- AVAILABLE DATA
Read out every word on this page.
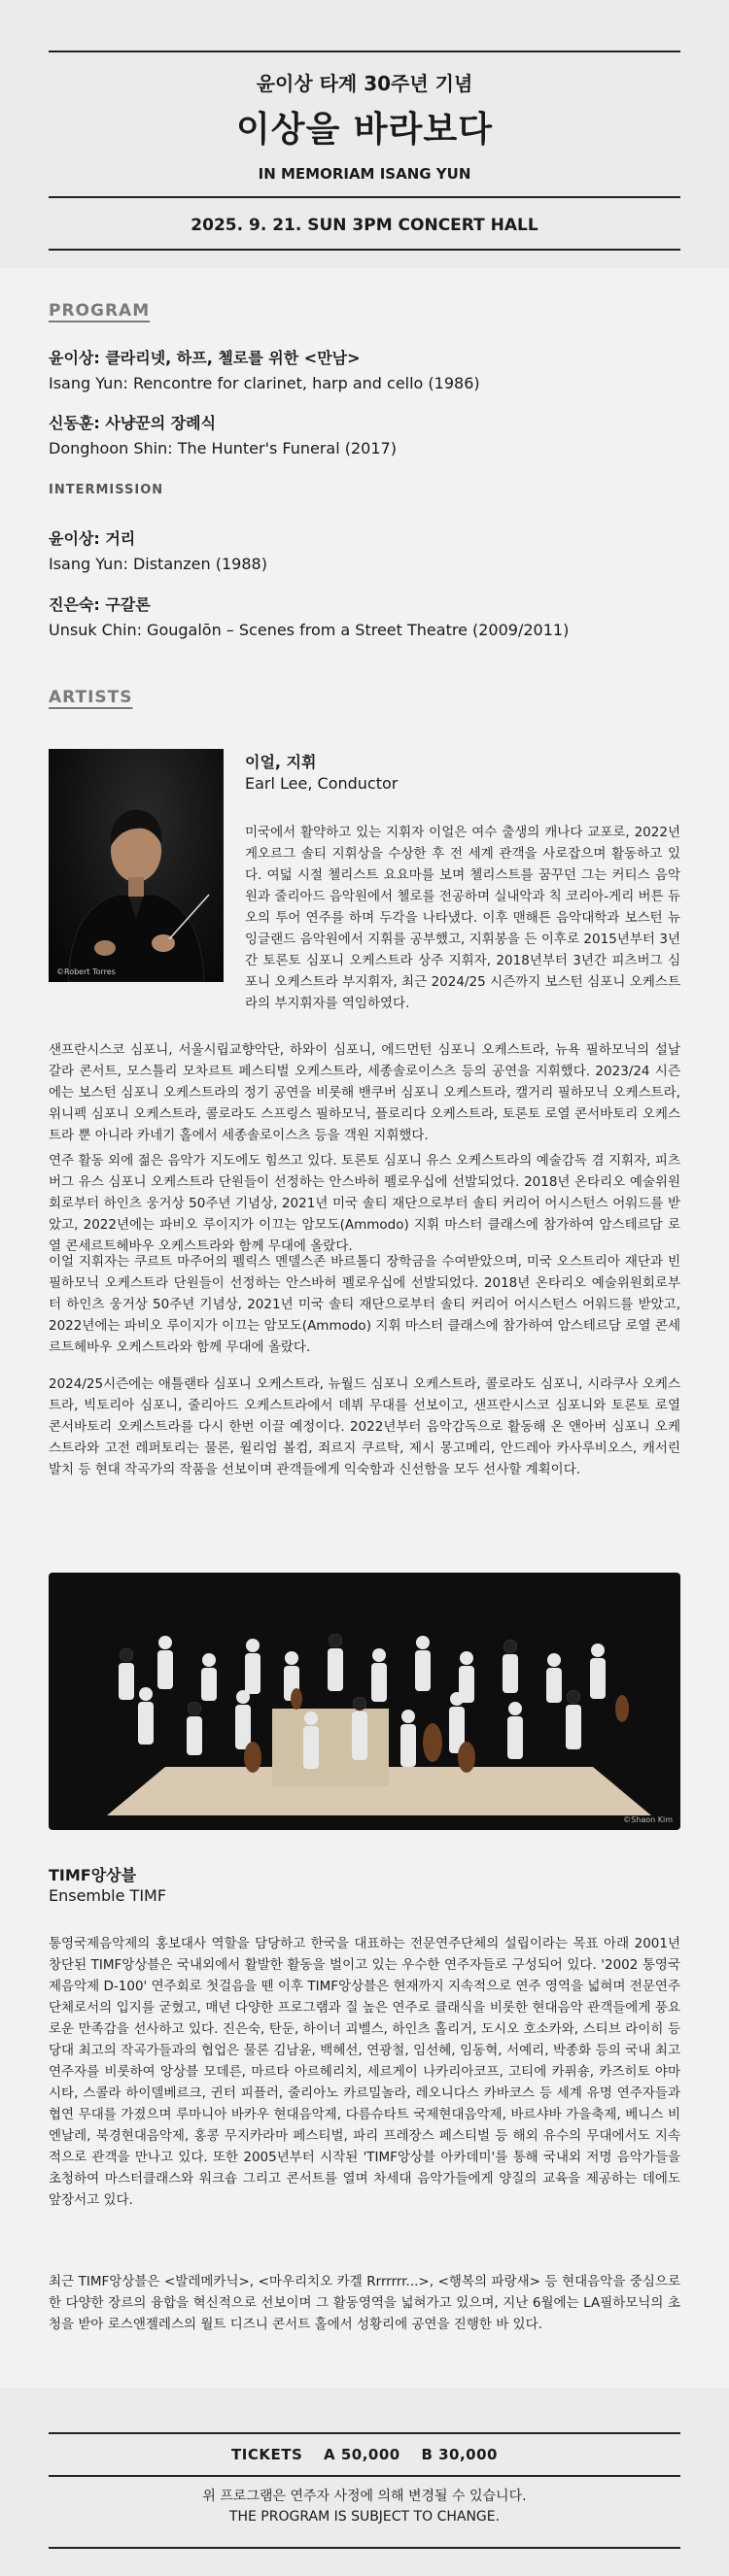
윤이상 타계 30주년 기념
이상을 바라보다
IN MEMORIAM ISANG YUN
2025. 9. 21. SUN 3PM CONCERT HALL
PROGRAM
윤이상: 클라리넷, 하프, 첼로를 위한 <만남>
Isang Yun: Rencontre for clarinet, harp and cello (1986)
신동훈: 사냥꾼의 장례식
Donghoon Shin: The Hunter's Funeral (2017)
INTERMISSION
윤이상: 거리
Isang Yun: Distanzen (1988)
진은숙: 구갈론
Unsuk Chin: Gougalōn – Scenes from a Street Theatre (2009/2011)
ARTISTS
©Robert Torres
이얼, 지휘
Earl Lee, Conductor
미국에서 활약하고 있는 지휘자 이얼은 여수 출생의 캐나다 교포로, 2022년 게오르그 솔티 지휘상을 수상한 후 전 세계 관객을 사로잡으며 활동하고 있다. 여덟 시절 첼리스트 요요마를 보며 첼리스트를 꿈꾸던 그는 커티스 음악원과 줄리아드 음악원에서 첼로를 전공하며 실내악과 칙 코리아-게리 버튼 듀오의 투어 연주를 하며 두각을 나타냈다. 이후 맨해튼 음악대학과 보스턴 뉴잉글랜드 음악원에서 지휘를 공부했고, 지휘봉을 든 이후로 2015년부터 3년간 토론토 심포니 오케스트라 상주 지휘자, 2018년부터 3년간 피츠버그 심포니 오케스트라 부지휘자, 최근 2024/25 시즌까지 보스턴 심포니 오케스트라의 부지휘자를 역임하였다.
샌프란시스코 심포니, 서울시립교향악단, 하와이 심포니, 에드먼턴 심포니 오케스트라, 뉴욕 필하모닉의 설날 갈라 콘서트, 모스틀리 모차르트 페스티벌 오케스트라, 세종솔로이스츠 등의 공연을 지휘했다. 2023/24 시즌에는 보스턴 심포니 오케스트라의 정기 공연을 비롯해 밴쿠버 심포니 오케스트라, 캘거리 필하모닉 오케스트라, 위니펙 심포니 오케스트라, 콜로라도 스프링스 필하모닉, 플로리다 오케스트라, 토론토 로열 콘서바토리 오케스트라 뿐 아니라 카네기 홀에서 세종솔로이스츠 등을 객원 지휘했다.
연주 활동 외에 젊은 음악가 지도에도 힘쓰고 있다. 토론토 심포니 유스 오케스트라의 예술감독 겸 지휘자, 피츠버그 유스 심포니 오케스트라 단원들이 선정하는 안스바허 펠로우십에 선발되었다. 2018년 온타리오 예술위원회로부터 하인츠 웅거상 50주년 기념상, 2021년 미국 솔티 재단으로부터 솔티 커리어 어시스턴스 어워드를 받았고, 2022년에는 파비오 루이지가 이끄는 암모도(Ammodo) 지휘 마스터 클래스에 참가하여 암스테르담 로열 콘세르트헤바우 오케스트라와 함께 무대에 올랐다.
이얼 지휘자는 쿠르트 마주어의 펠릭스 멘델스존 바르톨디 장학금을 수여받았으며, 미국 오스트리아 재단과 빈 필하모닉 오케스트라 단원들이 선정하는 안스바허 펠로우십에 선발되었다. 2018년 온타리오 예술위원회로부터 하인츠 웅거상 50주년 기념상, 2021년 미국 솔티 재단으로부터 솔티 커리어 어시스턴스 어워드를 받았고, 2022년에는 파비오 루이지가 이끄는 암모도(Ammodo) 지휘 마스터 클래스에 참가하여 암스테르담 로열 콘세르트헤바우 오케스트라와 함께 무대에 올랐다.
2024/25시즌에는 애틀랜타 심포니 오케스트라, 뉴월드 심포니 오케스트라, 콜로라도 심포니, 시라쿠사 오케스트라, 빅토리아 심포니, 줄리아드 오케스트라에서 데뷔 무대를 선보이고, 샌프란시스코 심포니와 토론토 로열 콘서바토리 오케스트라를 다시 한번 이끌 예정이다. 2022년부터 음악감독으로 활동해 온 앤아버 심포니 오케스트라와 고전 레퍼토리는 물론, 윌리엄 볼컴, 죄르지 쿠르탁, 제시 몽고메리, 안드레아 카사루비오스, 캐서린 발치 등 현대 작곡가의 작품을 선보이며 관객들에게 익숙함과 신선함을 모두 선사할 계획이다.
©Shaon Kim
TIMF앙상블
Ensemble TIMF
통영국제음악제의 홍보대사 역할을 담당하고 한국을 대표하는 전문연주단체의 설립이라는 목표 아래 2001년 창단된 TIMF앙상블은 국내외에서 활발한 활동을 벌이고 있는 우수한 연주자들로 구성되어 있다. '2002 통영국제음악제 D-100' 연주회로 첫걸음을 뗀 이후 TIMF앙상블은 현재까지 지속적으로 연주 영역을 넓혀며 전문연주단체로서의 입지를 굳혔고, 매년 다양한 프로그램과 질 높은 연주로 클래식을 비롯한 현대음악 관객들에게 풍요로운 만족감을 선사하고 있다. 진은숙, 탄둔, 하이너 괴벨스, 하인츠 홀리거, 도시오 호소카와, 스티브 라이히 등 당대 최고의 작곡가들과의 협업은 물론 김남윤, 백혜선, 연광철, 임선혜, 임동혁, 서예리, 박종화 등의 국내 최고 연주자를 비롯하여 앙상블 모데른, 마르타 아르헤리치, 세르게이 나카리아코프, 고티에 카퓌숑, 카즈히토 야마시타, 스콜라 하이델베르크, 귄터 피플러, 줄리아노 카르밀놀라, 레오니다스 카바코스 등 세계 유명 연주자들과 협연 무대를 가졌으며 루마니아 바카우 현대음악제, 다름슈타트 국제현대음악제, 바르샤바 가을축제, 베니스 비엔날레, 북경현대음악제, 홍콩 무지카라마 페스티벌, 파리 프레장스 페스티벌 등 해외 유수의 무대에서도 지속적으로 관객을 만나고 있다. 또한 2005년부터 시작된 'TIMF앙상블 아카데미'를 통해 국내외 저명 음악가들을 초청하여 마스터클래스와 워크숍 그리고 콘서트를 열며 차세대 음악가들에게 양질의 교육을 제공하는 데에도 앞장서고 있다.
최근 TIMF앙상블은 <발레메카닉>, <마우리치오 카겔 Rrrrrrr...>, <행복의 파랑새> 등 현대음악을 중심으로 한 다양한 장르의 융합을 혁신적으로 선보이며 그 활동영역을 넓혀가고 있으며, 지난 6월에는 LA필하모닉의 초청을 받아 로스앤젤레스의 월트 디즈니 콘서트 홀에서 성황리에 공연을 진행한 바 있다.
TICKETS A 50,000 B 30,000
위 프로그램은 연주자 사정에 의해 변경될 수 있습니다.
THE PROGRAM IS SUBJECT TO CHANGE.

- WHAT YOU NEED TO DO
Each entry should be repeated exactly as it appears; the pictures stay out.

- EXERCISE SOLUTION
Read out every word on this page.
윤이상 타계 30주년 기념
이상을 바라보다
IN MEMORIAM ISANG YUN
2025. 9. 21. SUN 3PM CONCERT HALL
PROGRAM
윤이상: 클라리넷, 하프, 첼로를 위한 <만남>
Isang Yun: Rencontre for clarinet, harp and cello (1986)
신동훈: 사냥꾼의 장례식
Donghoon Shin: The Hunter's Funeral (2017)
INTERMISSION
윤이상: 거리
Isang Yun: Distanzen (1988)
진은숙: 구갈론
Unsuk Chin: Gougalōn – Scenes from a Street Theatre (2009/2011)
ARTISTS
©Robert Torres
이얼, 지휘
Earl Lee, Conductor
미국에서 활약하고 있는 지휘자 이얼은 여수 출생의 캐나다 교포로, 2022년 게오르그 솔티 지휘상을 수상한 후 전 세계 관객을 사로잡으며 활동하고 있다. 여덟 시절 첼리스트 요요마를 보며 첼리스트를 꿈꾸던 그는 커티스 음악원과 줄리아드 음악원에서 첼로를 전공하며 실내악과 칙 코리아-게리 버튼 듀오의 투어 연주를 하며 두각을 나타냈다. 이후 맨해튼 음악대학과 보스턴 뉴잉글랜드 음악원에서 지휘를 공부했고, 지휘봉을 든 이후로 2015년부터 3년간 토론토 심포니 오케스트라 상주 지휘자, 2018년부터 3년간 피츠버그 심포니 오케스트라 부지휘자, 최근 2024/25 시즌까지 보스턴 심포니 오케스트라의 부지휘자를 역임하였다.
샌프란시스코 심포니, 서울시립교향악단, 하와이 심포니, 에드먼턴 심포니 오케스트라, 뉴욕 필하모닉의 설날 갈라 콘서트, 모스틀리 모차르트 페스티벌 오케스트라, 세종솔로이스츠 등의 공연을 지휘했다. 2023/24 시즌에는 보스턴 심포니 오케스트라의 정기 공연을 비롯해 밴쿠버 심포니 오케스트라, 캘거리 필하모닉 오케스트라, 위니펙 심포니 오케스트라, 콜로라도 스프링스 필하모닉, 플로리다 오케스트라, 토론토 로열 콘서바토리 오케스트라 뿐 아니라 카네기 홀에서 세종솔로이스츠 등을 객원 지휘했다.
연주 활동 외에 젊은 음악가 지도에도 힘쓰고 있다. 토론토 심포니 유스 오케스트라의 예술감독 겸 지휘자, 피츠버그 유스 심포니 오케스트라 단원들이 선정하는 안스바허 펠로우십에 선발되었다. 2018년 온타리오 예술위원회로부터 하인츠 웅거상 50주년 기념상, 2021년 미국 솔티 재단으로부터 솔티 커리어 어시스턴스 어워드를 받았고, 2022년에는 파비오 루이지가 이끄는 암모도(Ammodo) 지휘 마스터 클래스에 참가하여 암스테르담 로열 콘세르트헤바우 오케스트라와 함께 무대에 올랐다.
이얼 지휘자는 쿠르트 마주어의 펠릭스 멘델스존 바르톨디 장학금을 수여받았으며, 미국 오스트리아 재단과 빈 필하모닉 오케스트라 단원들이 선정하는 안스바허 펠로우십에 선발되었다. 2018년 온타리오 예술위원회로부터 하인츠 웅거상 50주년 기념상, 2021년 미국 솔티 재단으로부터 솔티 커리어 어시스턴스 어워드를 받았고, 2022년에는 파비오 루이지가 이끄는 암모도(Ammodo) 지휘 마스터 클래스에 참가하여 암스테르담 로열 콘세르트헤바우 오케스트라와 함께 무대에 올랐다.
2024/25시즌에는 애틀랜타 심포니 오케스트라, 뉴월드 심포니 오케스트라, 콜로라도 심포니, 시라쿠사 오케스트라, 빅토리아 심포니, 줄리아드 오케스트라에서 데뷔 무대를 선보이고, 샌프란시스코 심포니와 토론토 로열 콘서바토리 오케스트라를 다시 한번 이끌 예정이다. 2022년부터 음악감독으로 활동해 온 앤아버 심포니 오케스트라와 고전 레퍼토리는 물론, 윌리엄 볼컴, 죄르지 쿠르탁, 제시 몽고메리, 안드레아 카사루비오스, 캐서린 발치 등 현대 작곡가의 작품을 선보이며 관객들에게 익숙함과 신선함을 모두 선사할 계획이다.
©Shaon Kim
TIMF앙상블
Ensemble TIMF
통영국제음악제의 홍보대사 역할을 담당하고 한국을 대표하는 전문연주단체의 설립이라는 목표 아래 2001년 창단된 TIMF앙상블은 국내외에서 활발한 활동을 벌이고 있는 우수한 연주자들로 구성되어 있다. '2002 통영국제음악제 D-100' 연주회로 첫걸음을 뗀 이후 TIMF앙상블은 현재까지 지속적으로 연주 영역을 넓혀며 전문연주단체로서의 입지를 굳혔고, 매년 다양한 프로그램과 질 높은 연주로 클래식을 비롯한 현대음악 관객들에게 풍요로운 만족감을 선사하고 있다. 진은숙, 탄둔, 하이너 괴벨스, 하인츠 홀리거, 도시오 호소카와, 스티브 라이히 등 당대 최고의 작곡가들과의 협업은 물론 김남윤, 백혜선, 연광철, 임선혜, 임동혁, 서예리, 박종화 등의 국내 최고 연주자를 비롯하여 앙상블 모데른, 마르타 아르헤리치, 세르게이 나카리아코프, 고티에 카퓌숑, 카즈히토 야마시타, 스콜라 하이델베르크, 귄터 피플러, 줄리아노 카르밀놀라, 레오니다스 카바코스 등 세계 유명 연주자들과 협연 무대를 가졌으며 루마니아 바카우 현대음악제, 다름슈타트 국제현대음악제, 바르샤바 가을축제, 베니스 비엔날레, 북경현대음악제, 홍콩 무지카라마 페스티벌, 파리 프레장스 페스티벌 등 해외 유수의 무대에서도 지속적으로 관객을 만나고 있다. 또한 2005년부터 시작된 'TIMF앙상블 아카데미'를 통해 국내외 저명 음악가들을 초청하여 마스터클래스와 워크숍 그리고 콘서트를 열며 차세대 음악가들에게 양질의 교육을 제공하는 데에도 앞장서고 있다.
최근 TIMF앙상블은 <발레메카닉>, <마우리치오 카겔 Rrrrrrr...>, <행복의 파랑새> 등 현대음악을 중심으로 한 다양한 장르의 융합을 혁신적으로 선보이며 그 활동영역을 넓혀가고 있으며, 지난 6월에는 LA필하모닉의 초청을 받아 로스앤젤레스의 월트 디즈니 콘서트 홀에서 성황리에 공연을 진행한 바 있다.
TICKETS A 50,000 B 30,000
위 프로그램은 연주자 사정에 의해 변경될 수 있습니다.
THE PROGRAM IS SUBJECT TO CHANGE.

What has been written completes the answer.